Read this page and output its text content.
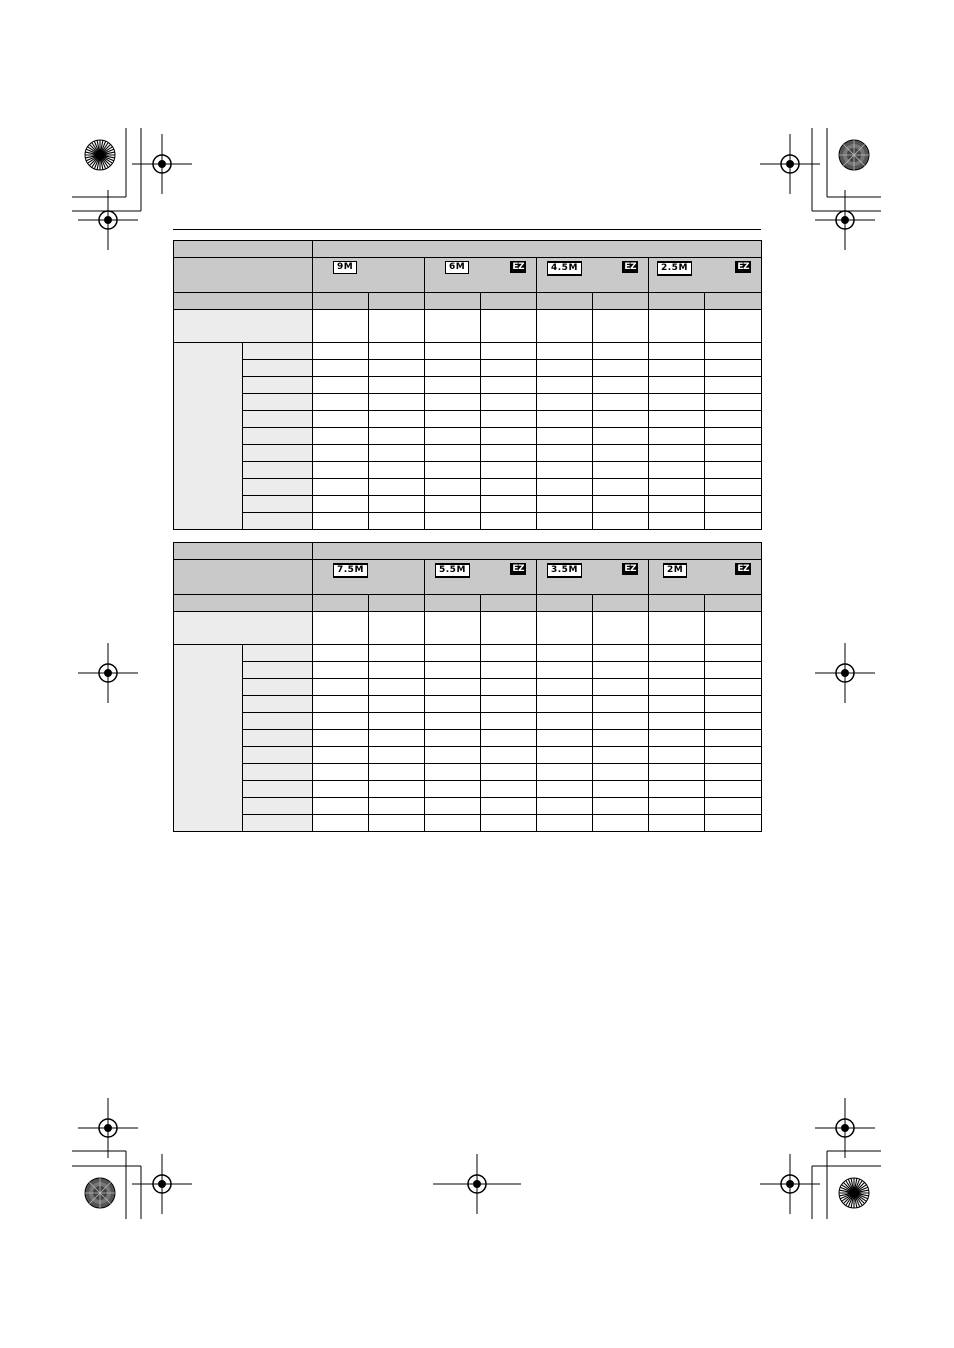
		9M		6M EZ		4.5M EZ		2.5M EZ	

		7.5M		5.5M EZ		3.5M EZ		2M EZ	
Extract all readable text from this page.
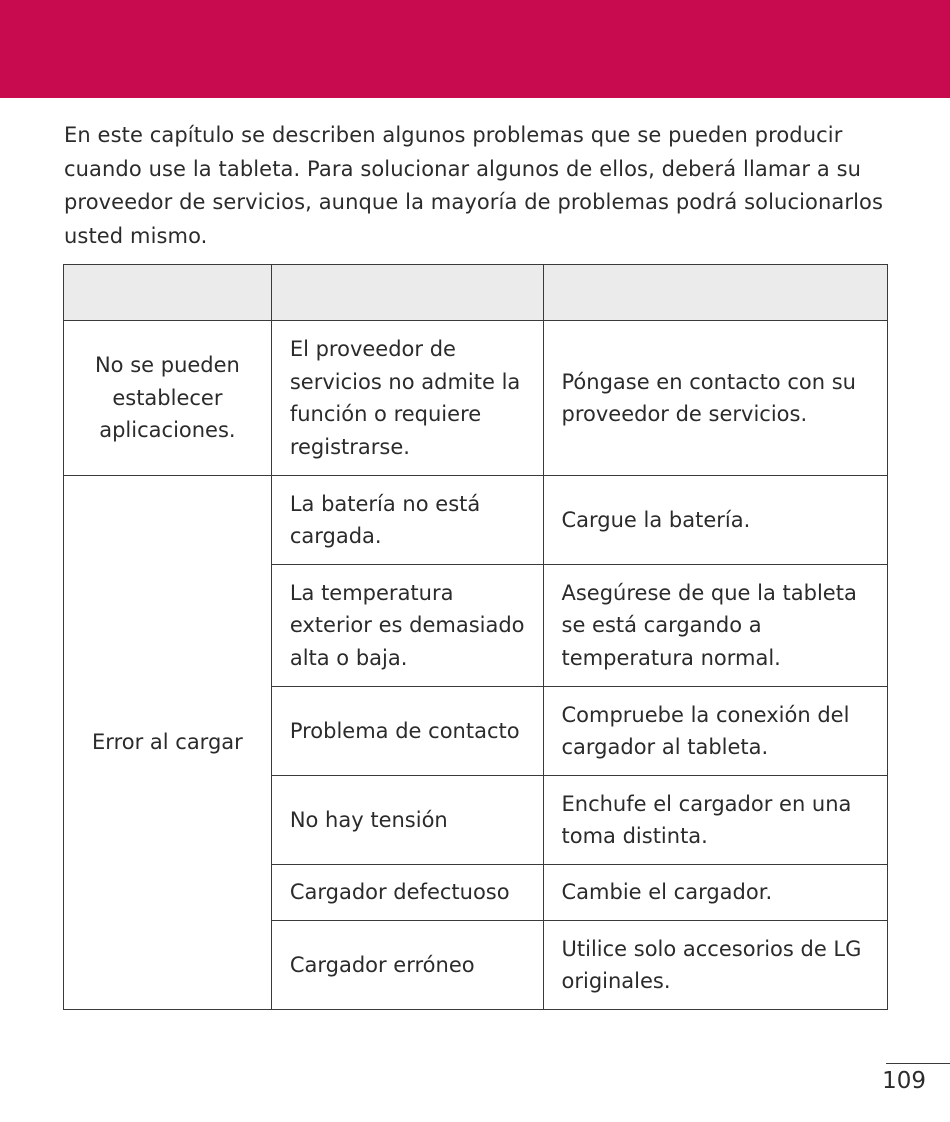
En este capítulo se describen algunos problemas que se pueden producir cuando use la tableta. Para solucionar algunos de ellos, deberá llamar a su proveedor de servicios, aunque la mayoría de problemas podrá solucionarlos usted mismo.

No se pueden establecer aplicaciones.	El proveedor de servicios no admite la función o requiere registrarse.	Póngase en contacto con su proveedor de servicios.
Error al cargar	La batería no está cargada.	Cargue la batería.
	La temperatura exterior es demasiado alta o baja.	Asegúrese de que la tableta se está cargando a temperatura normal.
	Problema de contacto	Compruebe la conexión del cargador al tableta.
	No hay tensión	Enchufe el cargador en una toma distinta.
	Cargador defectuoso	Cambie el cargador.
	Cargador erróneo	Utilice solo accesorios de LG originales.
109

- - - - - - -

* Task objective
Images should not appear in the copy; retype the listing above exactly.

* In response
Read this page and output its text content.
		9M		6M EZ		4.5M EZ		2.5M EZ	

		7.5M		5.5M EZ		3.5M EZ		2M EZ	
Extract all readable text from this page.
En este capítulo se describen algunos problemas que se pueden producir cuando use la tableta. Para solucionar algunos de ellos, deberá llamar a su proveedor de servicios, aunque la mayoría de problemas podrá solucionarlos usted mismo.

No se pueden establecer aplicaciones.	El proveedor de servicios no admite la función o requiere registrarse.	Póngase en contacto con su proveedor de servicios.
Error al cargar	La batería no está cargada.	Cargue la batería.
	La temperatura exterior es demasiado alta o baja.	Asegúrese de que la tableta se está cargando a temperatura normal.
	Problema de contacto	Compruebe la conexión del cargador al tableta.
	No hay tensión	Enchufe el cargador en una toma distinta.
	Cargador defectuoso	Cambie el cargador.
	Cargador erróneo	Utilice solo accesorios de LG originales.
109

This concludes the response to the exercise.